EXERCISE PROMPT - Copy each line where the word "Apply" occurs.
----- RECORDS FOR THE EXERCISE
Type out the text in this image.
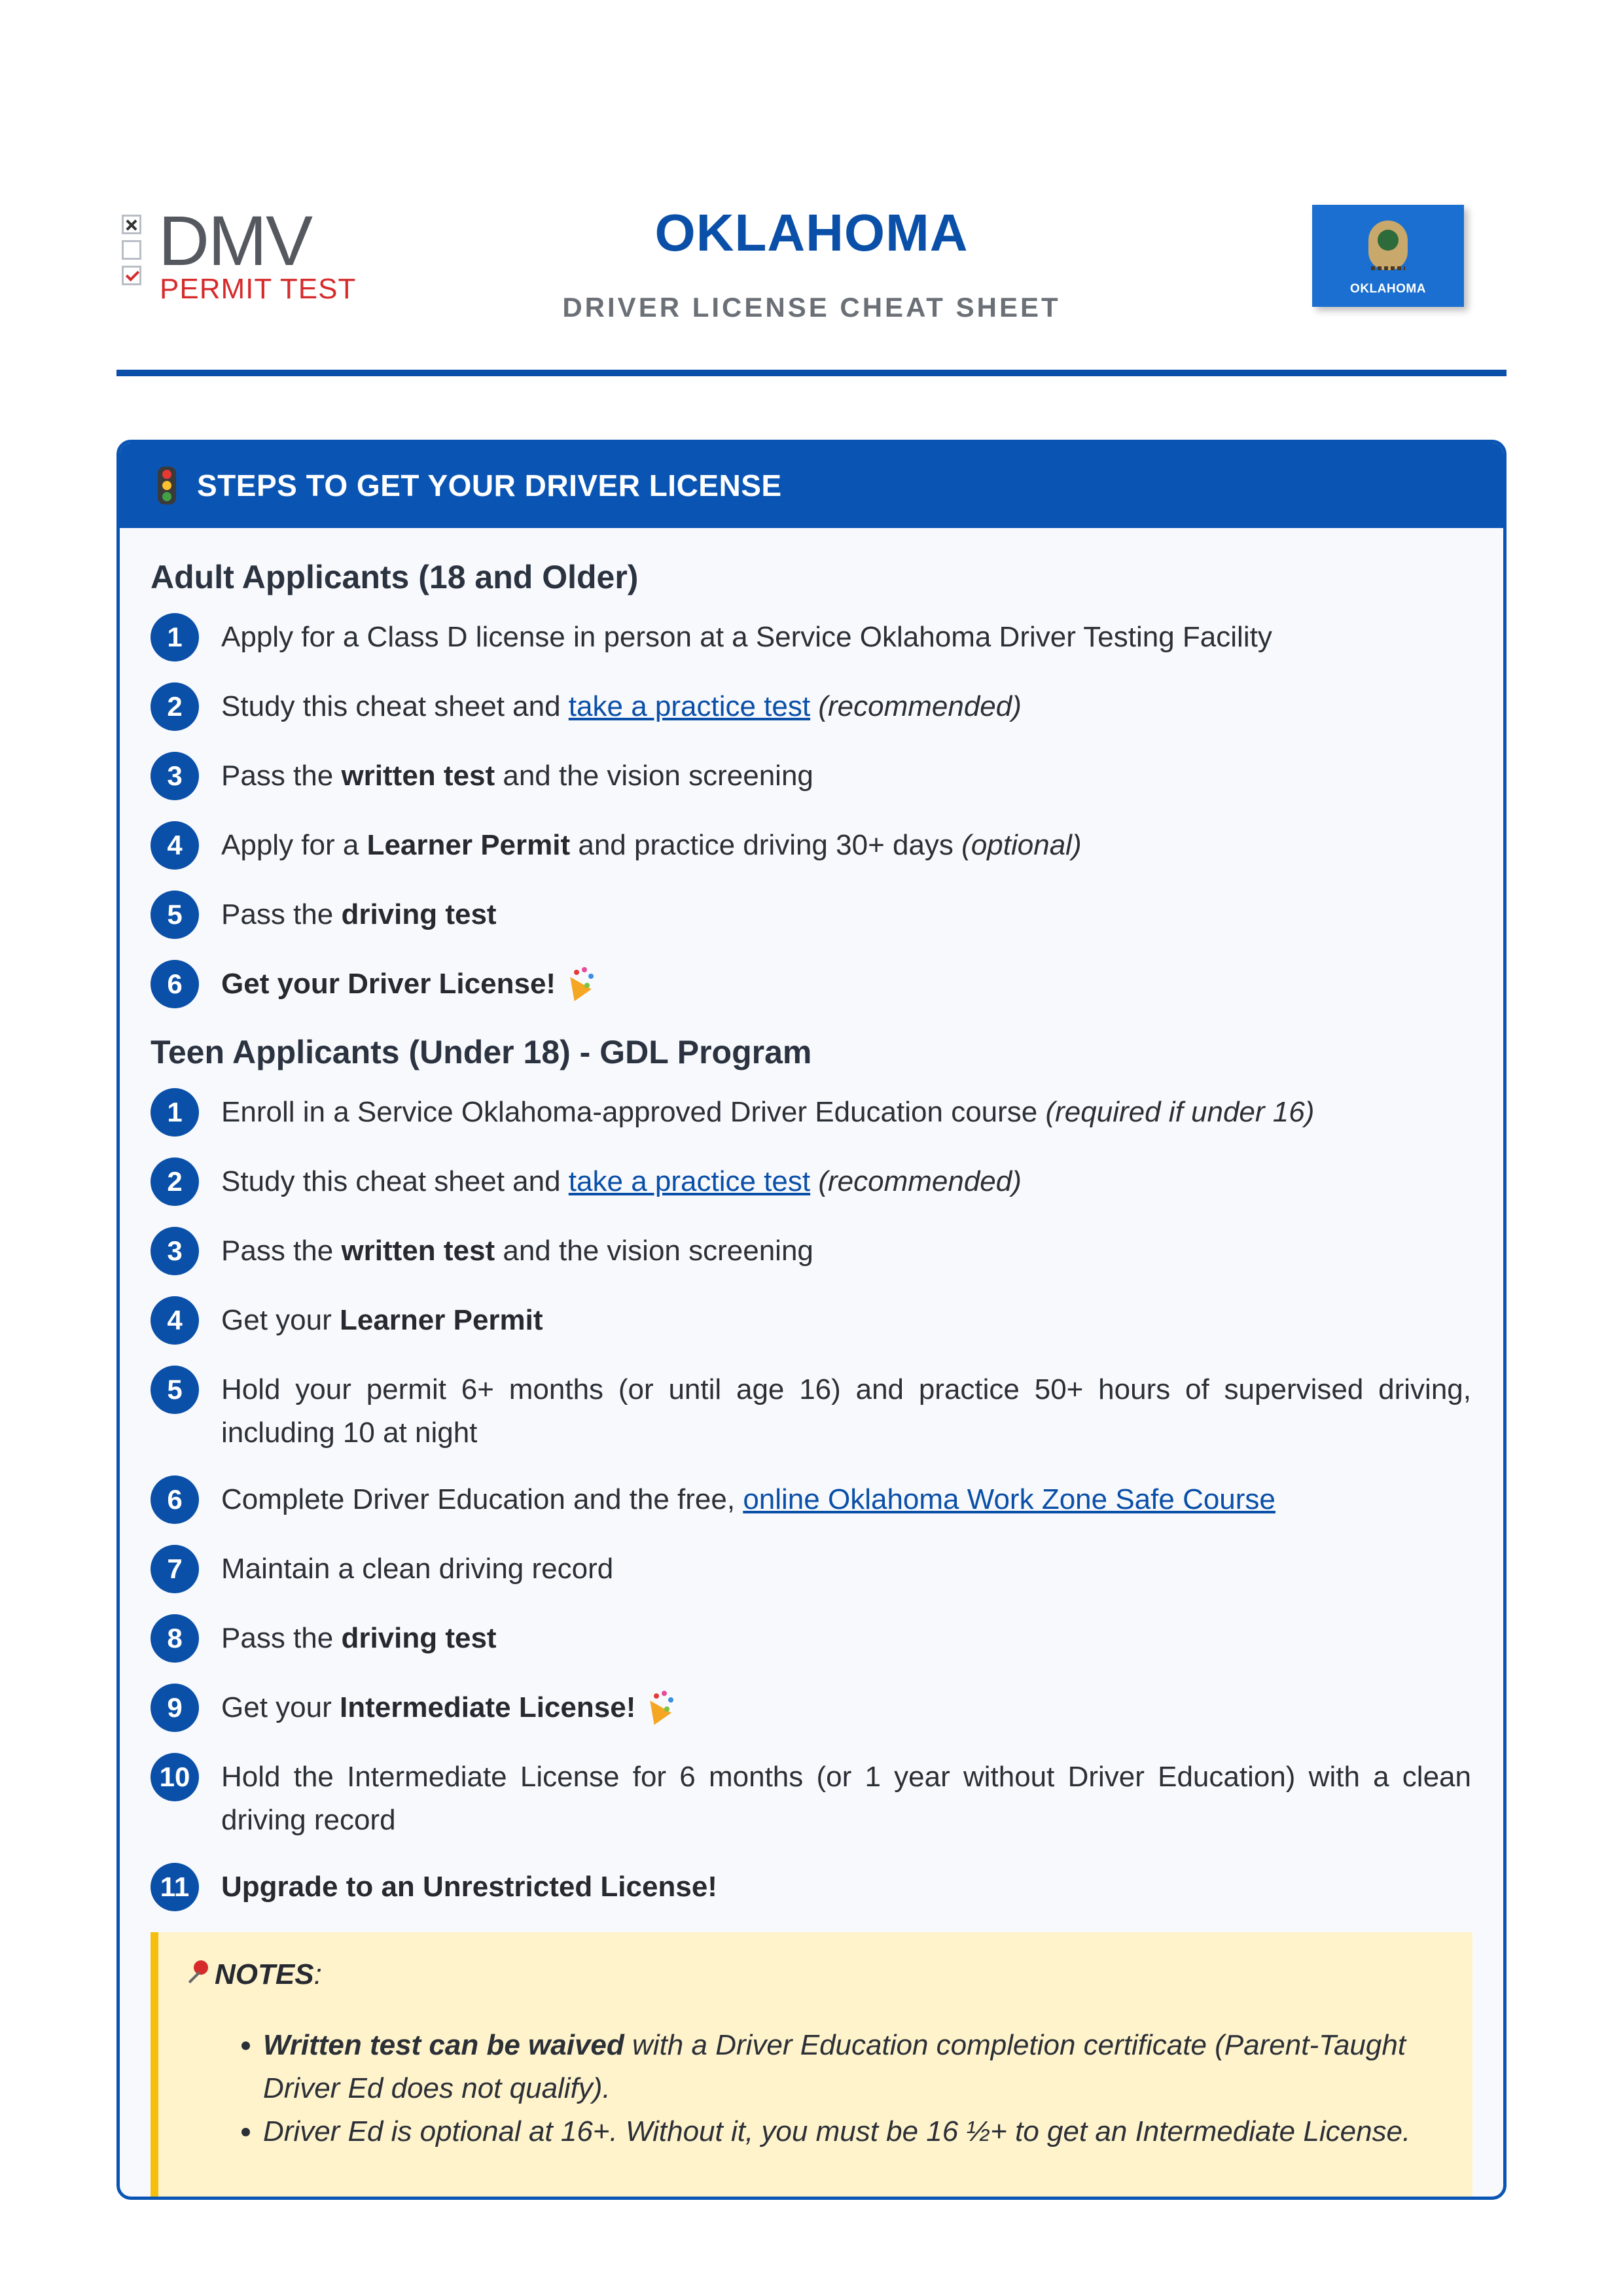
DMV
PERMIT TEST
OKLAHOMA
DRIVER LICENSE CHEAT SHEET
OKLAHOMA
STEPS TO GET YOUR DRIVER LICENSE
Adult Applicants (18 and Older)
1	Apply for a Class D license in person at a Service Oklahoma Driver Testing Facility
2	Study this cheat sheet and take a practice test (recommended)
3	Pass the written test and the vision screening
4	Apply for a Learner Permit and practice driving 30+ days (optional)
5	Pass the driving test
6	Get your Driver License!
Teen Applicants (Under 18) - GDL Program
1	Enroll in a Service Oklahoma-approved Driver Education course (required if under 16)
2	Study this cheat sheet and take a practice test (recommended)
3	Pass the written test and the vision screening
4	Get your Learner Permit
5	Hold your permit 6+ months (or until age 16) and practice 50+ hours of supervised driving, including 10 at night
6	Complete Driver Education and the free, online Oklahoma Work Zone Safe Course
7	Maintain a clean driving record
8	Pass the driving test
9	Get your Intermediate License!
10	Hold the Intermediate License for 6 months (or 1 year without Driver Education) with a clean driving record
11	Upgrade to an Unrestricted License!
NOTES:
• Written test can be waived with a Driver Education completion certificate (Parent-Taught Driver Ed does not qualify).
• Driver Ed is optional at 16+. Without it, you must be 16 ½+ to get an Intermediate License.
----------
----- RECORDS FOR THE EXERCISE
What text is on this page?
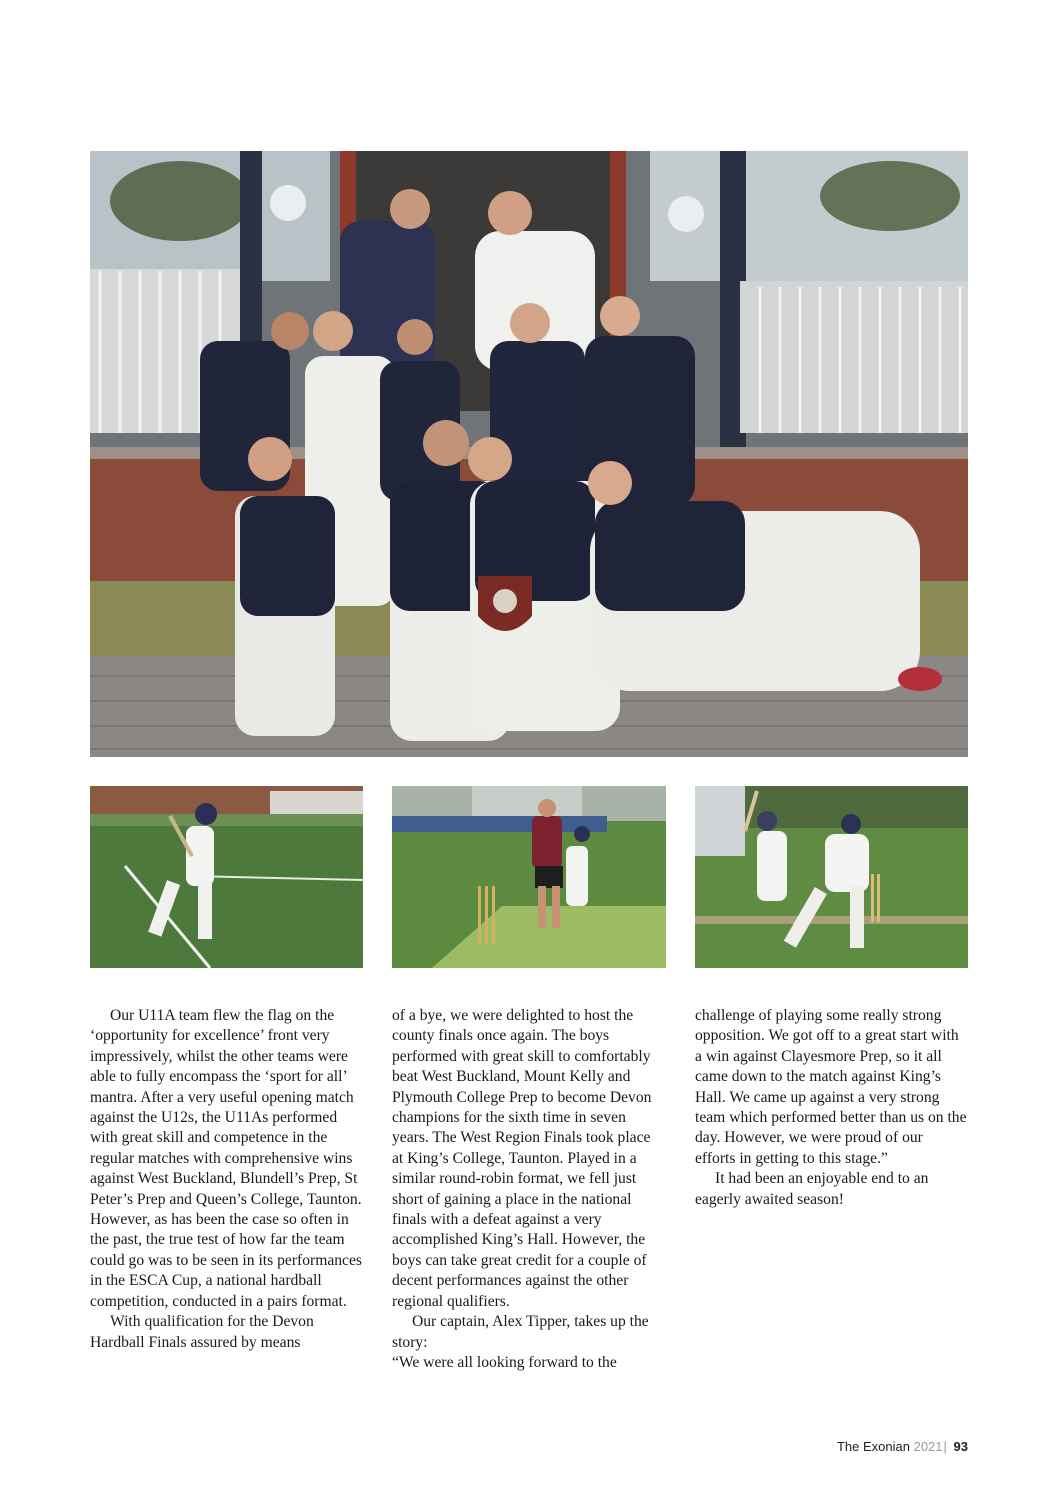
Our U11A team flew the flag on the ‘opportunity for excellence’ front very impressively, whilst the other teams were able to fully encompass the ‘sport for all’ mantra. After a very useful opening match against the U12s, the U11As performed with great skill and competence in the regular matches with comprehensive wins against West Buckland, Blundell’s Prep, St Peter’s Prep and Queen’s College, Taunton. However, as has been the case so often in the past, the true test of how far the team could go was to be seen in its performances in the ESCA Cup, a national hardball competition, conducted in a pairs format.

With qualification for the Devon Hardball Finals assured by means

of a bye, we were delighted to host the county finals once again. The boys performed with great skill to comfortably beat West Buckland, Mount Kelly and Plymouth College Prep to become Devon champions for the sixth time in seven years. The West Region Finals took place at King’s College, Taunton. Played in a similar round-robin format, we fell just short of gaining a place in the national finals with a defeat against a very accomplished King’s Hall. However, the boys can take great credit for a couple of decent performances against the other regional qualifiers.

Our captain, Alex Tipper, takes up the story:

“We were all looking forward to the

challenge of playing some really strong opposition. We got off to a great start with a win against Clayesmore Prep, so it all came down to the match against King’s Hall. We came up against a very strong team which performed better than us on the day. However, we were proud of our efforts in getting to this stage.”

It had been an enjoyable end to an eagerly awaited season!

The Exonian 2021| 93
----------
----- RECORDS FOR THE EXERCISE
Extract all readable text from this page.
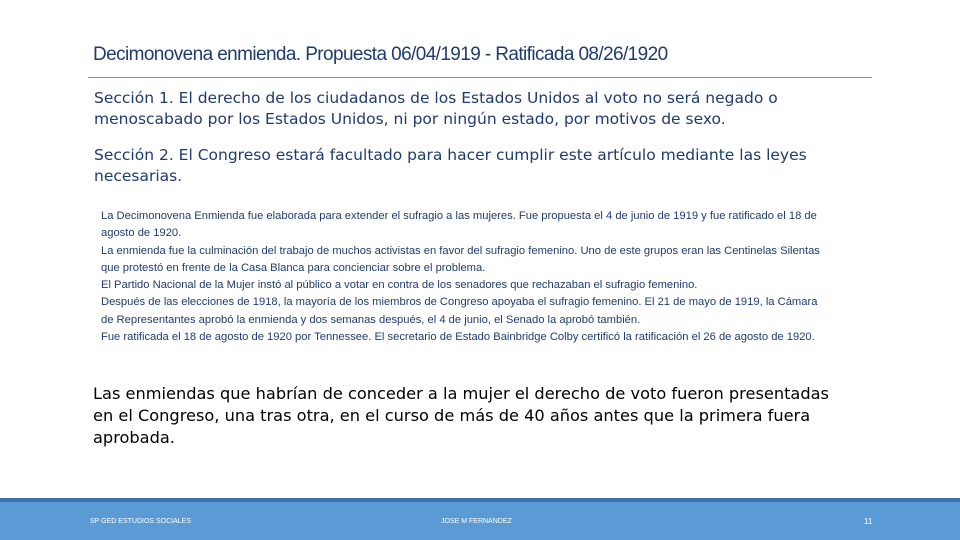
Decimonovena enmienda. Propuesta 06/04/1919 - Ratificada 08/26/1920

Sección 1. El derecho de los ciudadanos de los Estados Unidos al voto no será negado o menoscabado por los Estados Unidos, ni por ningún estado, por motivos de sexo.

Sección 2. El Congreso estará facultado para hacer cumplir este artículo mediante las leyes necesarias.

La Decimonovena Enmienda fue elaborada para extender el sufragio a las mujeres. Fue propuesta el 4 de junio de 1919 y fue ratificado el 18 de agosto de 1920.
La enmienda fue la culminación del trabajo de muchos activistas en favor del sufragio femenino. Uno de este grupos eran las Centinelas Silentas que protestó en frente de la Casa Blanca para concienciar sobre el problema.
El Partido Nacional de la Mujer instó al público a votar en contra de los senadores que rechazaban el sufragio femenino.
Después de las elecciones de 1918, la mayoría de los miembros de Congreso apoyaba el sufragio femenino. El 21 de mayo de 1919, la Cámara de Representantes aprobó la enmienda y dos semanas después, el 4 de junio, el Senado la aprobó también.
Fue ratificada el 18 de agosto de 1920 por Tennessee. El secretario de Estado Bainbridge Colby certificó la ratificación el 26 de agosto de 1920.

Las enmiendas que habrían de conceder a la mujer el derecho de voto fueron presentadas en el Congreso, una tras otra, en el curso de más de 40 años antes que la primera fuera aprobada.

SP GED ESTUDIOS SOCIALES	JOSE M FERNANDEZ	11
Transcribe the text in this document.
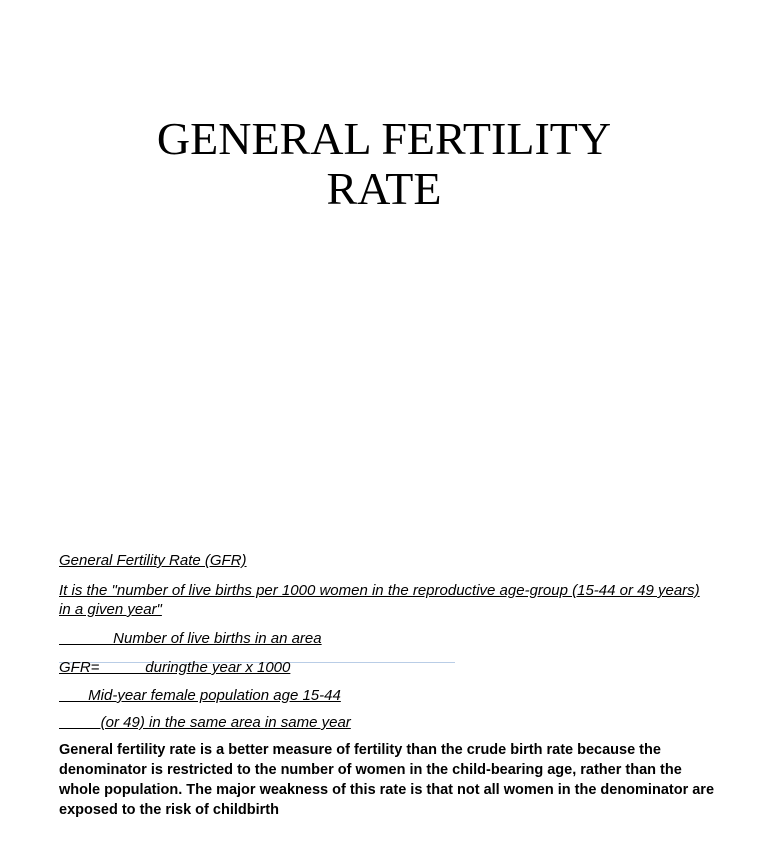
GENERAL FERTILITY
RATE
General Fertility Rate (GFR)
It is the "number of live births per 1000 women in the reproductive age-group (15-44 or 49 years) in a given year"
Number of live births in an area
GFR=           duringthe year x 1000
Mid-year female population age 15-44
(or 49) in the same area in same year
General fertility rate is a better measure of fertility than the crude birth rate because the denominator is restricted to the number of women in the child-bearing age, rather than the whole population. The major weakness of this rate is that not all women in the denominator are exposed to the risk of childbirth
----------
FINAL RESULT -
1	Apply for a Class D license in person at a Service Oklahoma Driver Testing Facility
4	Apply for a Learner Permit and practice driving 30+ days (optional)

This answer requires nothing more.